TASK OBJECTIVE: Copy all lines below containing "general".

Extracted data entries:
=-=-=

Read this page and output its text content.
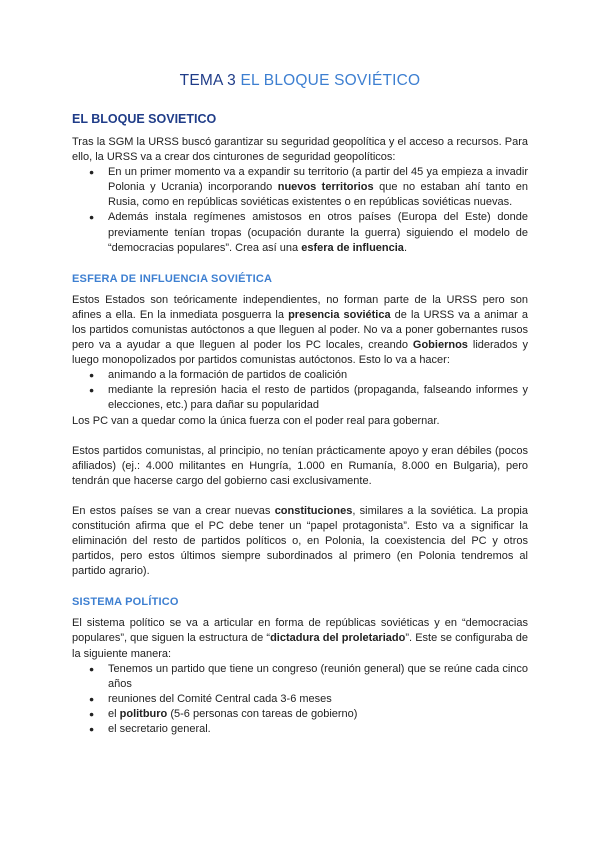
TEMA 3 EL BLOQUE SOVIÉTICO
EL BLOQUE SOVIETICO

Tras la SGM la URSS buscó garantizar su seguridad geopolítica y el acceso a recursos. Para ello, la URSS va a crear dos cinturones de seguridad geopolíticos:

● En un primer momento va a expandir su territorio (a partir del 45 ya empieza a invadir Polonia y Ucrania) incorporando nuevos territorios que no estaban ahí tanto en Rusia, como en repúblicas soviéticas existentes o en repúblicas soviéticas nuevas.
● Además instala regímenes amistosos en otros países (Europa del Este) donde previamente tenían tropas (ocupación durante la guerra) siguiendo el modelo de “democracias populares”. Crea así una esfera de influencia.
ESFERA DE INFLUENCIA SOVIÉTICA

Estos Estados son teóricamente independientes, no forman parte de la URSS pero son afines a ella. En la inmediata posguerra la presencia soviética de la URSS va a animar a los partidos comunistas autóctonos a que lleguen al poder. No va a poner gobernantes rusos pero va a ayudar a que lleguen al poder los PC locales, creando Gobiernos liderados y luego monopolizados por partidos comunistas autóctonos. Esto lo va a hacer:

● animando a la formación de partidos de coalición
● mediante la represión hacia el resto de partidos (propaganda, falseando informes y elecciones, etc.) para dañar su popularidad

Los PC van a quedar como la única fuerza con el poder real para gobernar.

Estos partidos comunistas, al principio, no tenían prácticamente apoyo y eran débiles (pocos afiliados) (ej.: 4.000 militantes en Hungría, 1.000 en Rumanía, 8.000 en Bulgaria), pero tendrán que hacerse cargo del gobierno casi exclusivamente.

En estos países se van a crear nuevas constituciones, similares a la soviética. La propia constitución afirma que el PC debe tener un “papel protagonista”. Esto va a significar la eliminación del resto de partidos políticos o, en Polonia, la coexistencia del PC y otros partidos, pero estos últimos siempre subordinados al primero (en Polonia tendremos al partido agrario).

SISTEMA POLÍTICO

El sistema político se va a articular en forma de repúblicas soviéticas y en “democracias populares”, que siguen la estructura de “dictadura del proletariado”. Este se configuraba de la siguiente manera:

● Tenemos un partido que tiene un congreso (reunión general) que se reúne cada cinco años
● reuniones del Comité Central cada 3-6 meses
● el politburo (5-6 personas con tareas de gobierno)
● el secretario general.
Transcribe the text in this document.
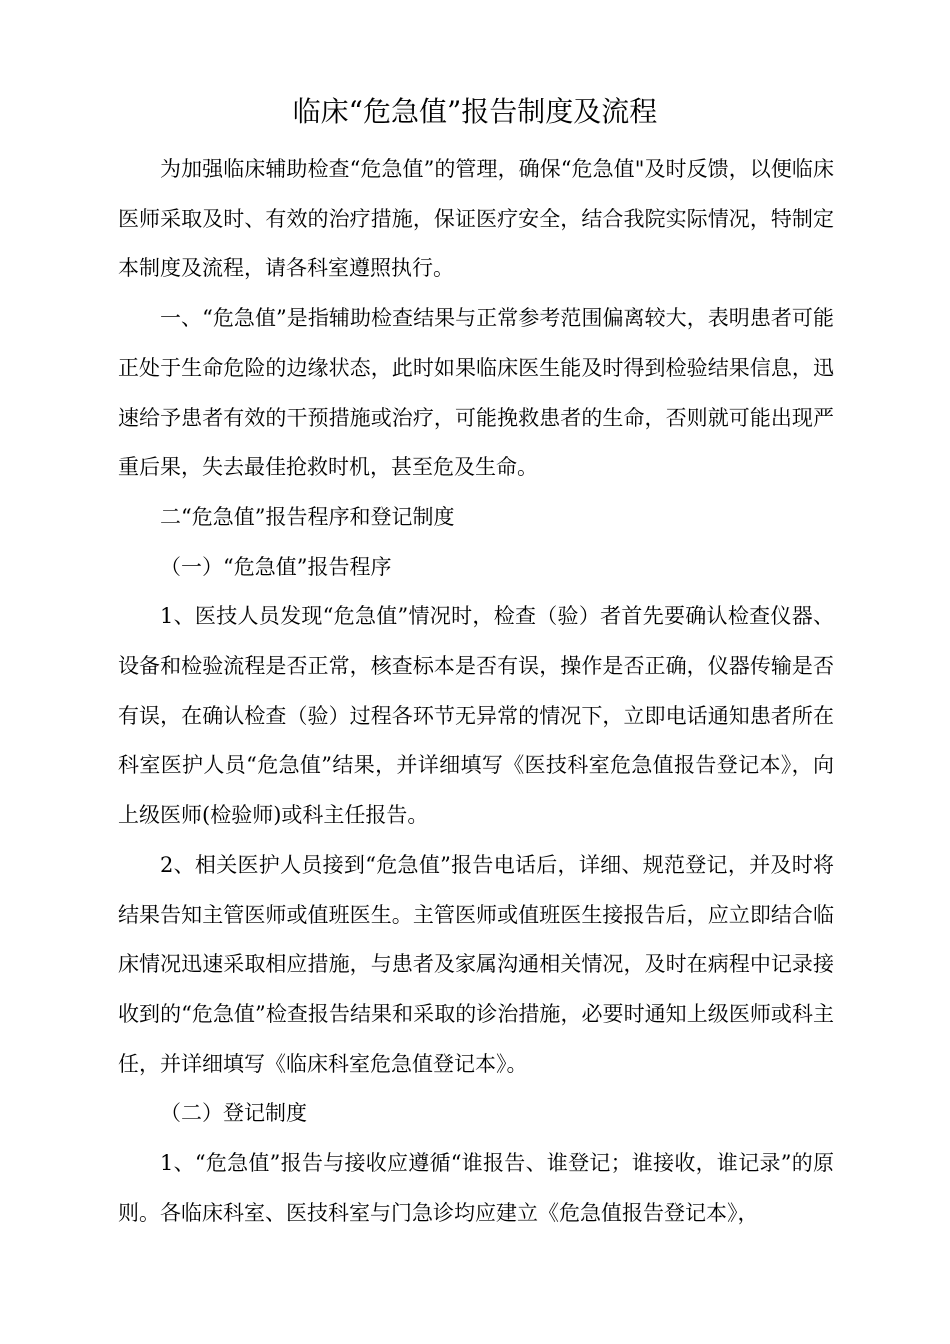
临床“危急值”报告制度及流程

为加强临床辅助检查“危急值”的管理，确保“危急值"及时反馈，以便临床医师采取及时、有效的治疗措施，保证医疗安全，结合我院实际情况，特制定本制度及流程，请各科室遵照执行。

一、“危急值”是指辅助检查结果与正常参考范围偏离较大，表明患者可能正处于生命危险的边缘状态，此时如果临床医生能及时得到检验结果信息，迅速给予患者有效的干预措施或治疗，可能挽救患者的生命，否则就可能出现严重后果，失去最佳抢救时机，甚至危及生命。

二“危急值”报告程序和登记制度

（一）“危急值”报告程序

1、医技人员发现“危急值”情况时，检查（验）者首先要确认检查仪器、设备和检验流程是否正常，核查标本是否有误，操作是否正确，仪器传输是否有误，在确认检查（验）过程各环节无异常的情况下，立即电话通知患者所在科室医护人员“危急值”结果，并详细填写《医技科室危急值报告登记本》，向上级医师(检验师)或科主任报告。

2、相关医护人员接到“危急值”报告电话后，详细、规范登记，并及时将结果告知主管医师或值班医生。主管医师或值班医生接报告后，应立即结合临床情况迅速采取相应措施，与患者及家属沟通相关情况，及时在病程中记录接收到的“危急值”检查报告结果和采取的诊治措施，必要时通知上级医师或科主任，并详细填写《临床科室危急值登记本》。

（二）登记制度

1、“危急值”报告与接收应遵循“谁报告、谁登记；谁接收，谁记录”的原则。各临床科室、医技科室与门急诊均应建立《危急值报告登记本》，
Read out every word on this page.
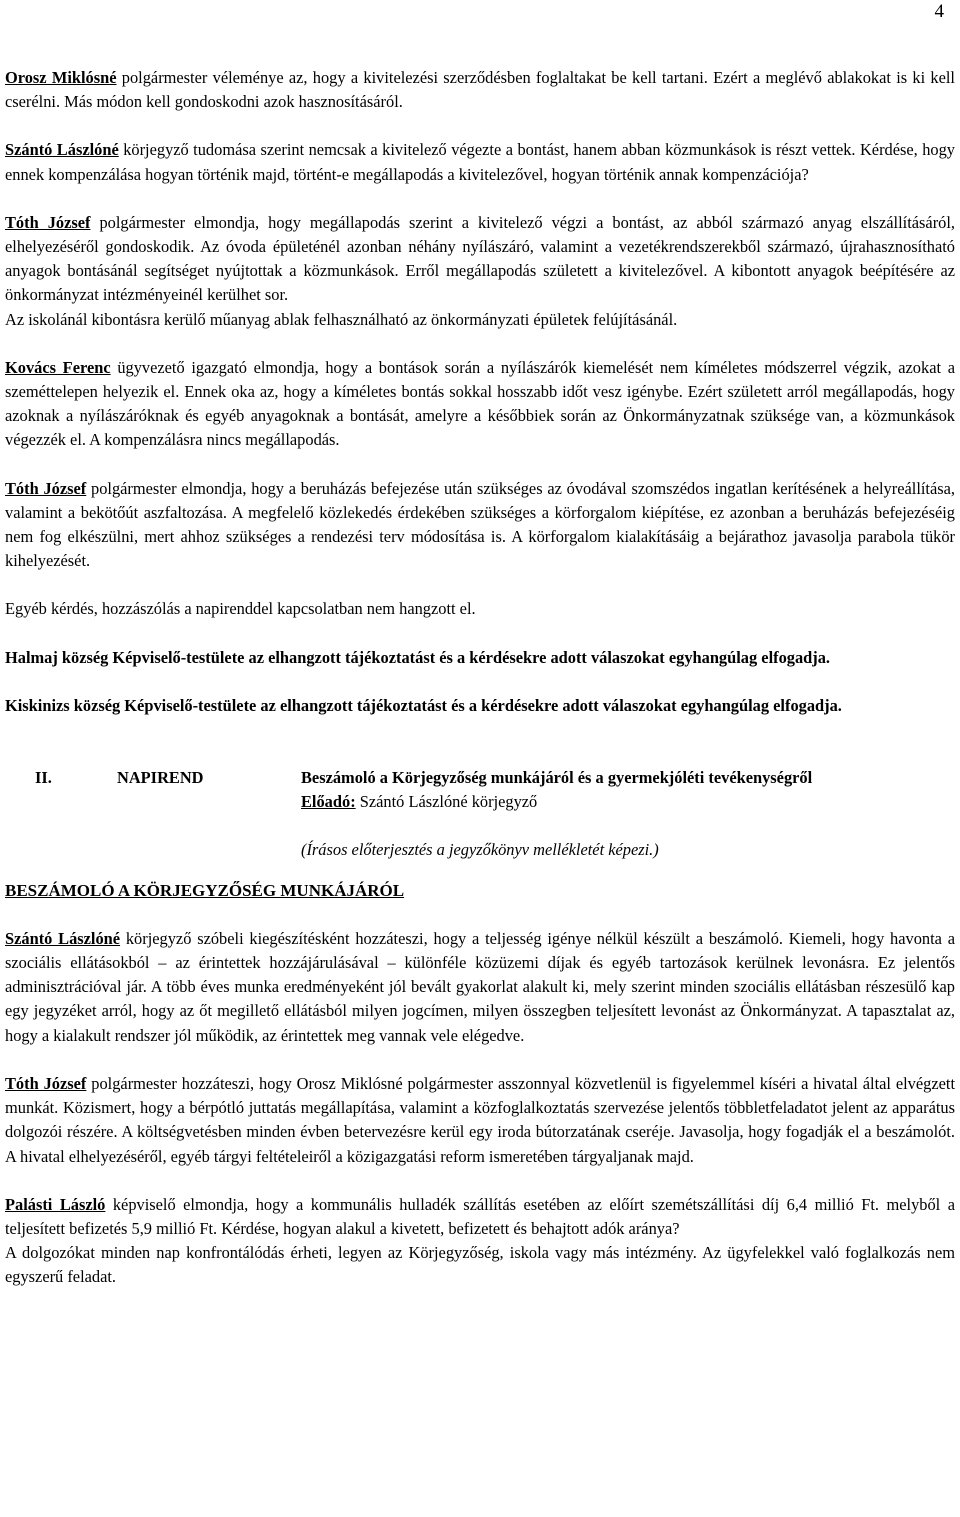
4

Orosz Miklósné polgármester véleménye az, hogy a kivitelezési szerződésben foglaltakat be kell tartani. Ezért a meglévő ablakokat is ki kell cserélni. Más módon kell gondoskodni azok hasznosításáról.

Szántó Lászlóné körjegyző tudomása szerint nemcsak a kivitelező végezte a bontást, hanem abban közmunkások is részt vettek. Kérdése, hogy ennek kompenzálása hogyan történik majd, történt-e megállapodás a kivitelezővel, hogyan történik annak kompenzációja?

Tóth József polgármester elmondja, hogy megállapodás szerint a kivitelező végzi a bontást, az abból származó anyag elszállításáról, elhelyezéséről gondoskodik. Az óvoda épületénél azonban néhány nyílászáró, valamint a vezetékrendszerekből származó, újrahasznosítható anyagok bontásánál segítséget nyújtottak a közmunkások. Erről megállapodás született a kivitelezővel. A kibontott anyagok beépítésére az önkormányzat intézményeinél kerülhet sor.

Az iskolánál kibontásra kerülő műanyag ablak felhasználható az önkormányzati épületek felújításánál.

Kovács Ferenc ügyvezető igazgató elmondja, hogy a bontások során a nyílászárók kiemelését nem kíméletes módszerrel végzik, azokat a szeméttelepen helyezik el. Ennek oka az, hogy a kíméletes bontás sokkal hosszabb időt vesz igénybe. Ezért született arról megállapodás, hogy azoknak a nyílászáróknak és egyéb anyagoknak a bontását, amelyre a későbbiek során az Önkormányzatnak szüksége van, a közmunkások végezzék el. A kompenzálásra nincs megállapodás.

Tóth József polgármester elmondja, hogy a beruházás befejezése után szükséges az óvodával szomszédos ingatlan kerítésének a helyreállítása, valamint a bekötőút aszfaltozása. A megfelelő közlekedés érdekében szükséges a körforgalom kiépítése, ez azonban a beruházás befejezéséig nem fog elkészülni, mert ahhoz szükséges a rendezési terv módosítása is. A körforgalom kialakításáig a bejárathoz javasolja parabola tükör kihelyezését.

Egyéb kérdés, hozzászólás a napirenddel kapcsolatban nem hangzott el.

Halmaj község Képviselő-testülete az elhangzott tájékoztatást és a kérdésekre adott válaszokat egyhangúlag elfogadja.

Kiskinizs község Képviselő-testülete az elhangzott tájékoztatást és a kérdésekre adott válaszokat egyhangúlag elfogadja.

II.	NAPIREND	Beszámoló a Körjegyzőség munkájáról és a gyermekjóléti tevékenységről
Előadó: Szántó Lászlóné körjegyző
(Írásos előterjesztés a jegyzőkönyv mellékletét képezi.)
BESZÁMOLÓ A KÖRJEGYZŐSÉG MUNKÁJÁRÓL

Szántó Lászlóné körjegyző szóbeli kiegészítésként hozzáteszi, hogy a teljesség igénye nélkül készült a beszámoló. Kiemeli, hogy havonta a szociális ellátásokból – az érintettek hozzájárulásával – különféle közüzemi díjak és egyéb tartozások kerülnek levonásra. Ez jelentős adminisztrációval jár. A több éves munka eredményeként jól bevált gyakorlat alakult ki, mely szerint minden szociális ellátásban részesülő kap egy jegyzéket arról, hogy az őt megillető ellátásból milyen jogcímen, milyen összegben teljesített levonást az Önkormányzat. A tapasztalat az, hogy a kialakult rendszer jól működik, az érintettek meg vannak vele elégedve.

Tóth József polgármester hozzáteszi, hogy Orosz Miklósné polgármester asszonnyal közvetlenül is figyelemmel kíséri a hivatal által elvégzett munkát. Közismert, hogy a bérpótló juttatás megállapítása, valamint a közfoglalkoztatás szervezése jelentős többletfeladatot jelent az apparátus dolgozói részére. A költségvetésben minden évben betervezésre kerül egy iroda bútorzatának cseréje. Javasolja, hogy fogadják el a beszámolót. A hivatal elhelyezéséről, egyéb tárgyi feltételeiről a közigazgatási reform ismeretében tárgyaljanak majd.

Palásti László képviselő elmondja, hogy a kommunális hulladék szállítás esetében az előírt szemétszállítási díj 6,4 millió Ft. melyből a teljesített befizetés 5,9 millió Ft. Kérdése, hogyan alakul a kivetett, befizetett és behajtott adók aránya?

A dolgozókat minden nap konfrontálódás érheti, legyen az Körjegyzőség, iskola vagy más intézmény. Az ügyfelekkel való foglalkozás nem egyszerű feladat.
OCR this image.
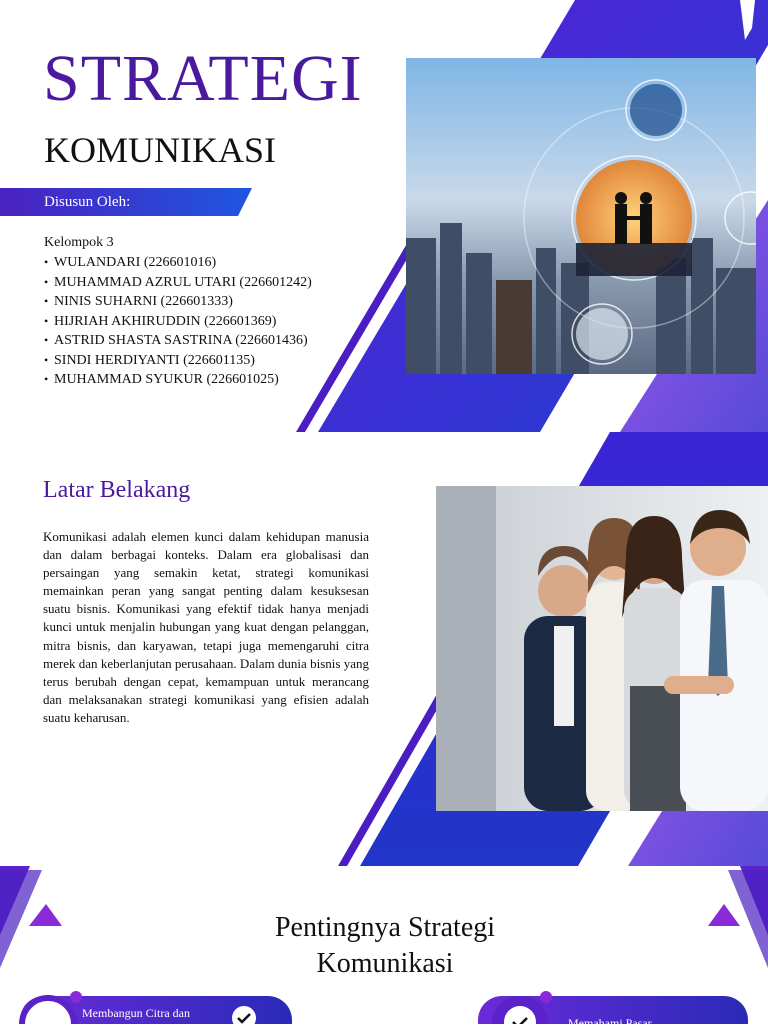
STRATEGI
KOMUNIKASI
Disusun Oleh:
Kelompok 3
• WULANDARI (226601016)
• MUHAMMAD AZRUL UTARI (226601242)
• NINIS SUHARNI (226601333)
• HIJRIAH AKHIRUDDIN (226601369)
• ASTRID SHASTA SASTRINA (226601436)
• SINDI HERDIYANTI (226601135)
• MUHAMMAD SYUKUR (226601025)
Latar Belakang
Komunikasi adalah elemen kunci dalam kehidupan manusia dan dalam berbagai konteks. Dalam era globalisasi dan persaingan yang semakin ketat, strategi komunikasi memainkan peran yang sangat penting dalam kesuksesan suatu bisnis. Komunikasi yang efektif tidak hanya menjadi kunci untuk menjalin hubungan yang kuat dengan pelanggan, mitra bisnis, dan karyawan, tetapi juga memengaruhi citra merek dan keberlanjutan perusahaan. Dalam dunia bisnis yang terus berubah dengan cepat, kemampuan untuk merancang dan melaksanakan strategi komunikasi yang efisien adalah suatu keharusan.
Pentingnya Strategi
Komunikasi
Membangun Citra dan
Memahami Pasar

=-=-=

EXERCISE ANSWER:
● Tenemos un partido que tiene un congreso (reunión general) que se reúne cada cinco años
● el secretario general.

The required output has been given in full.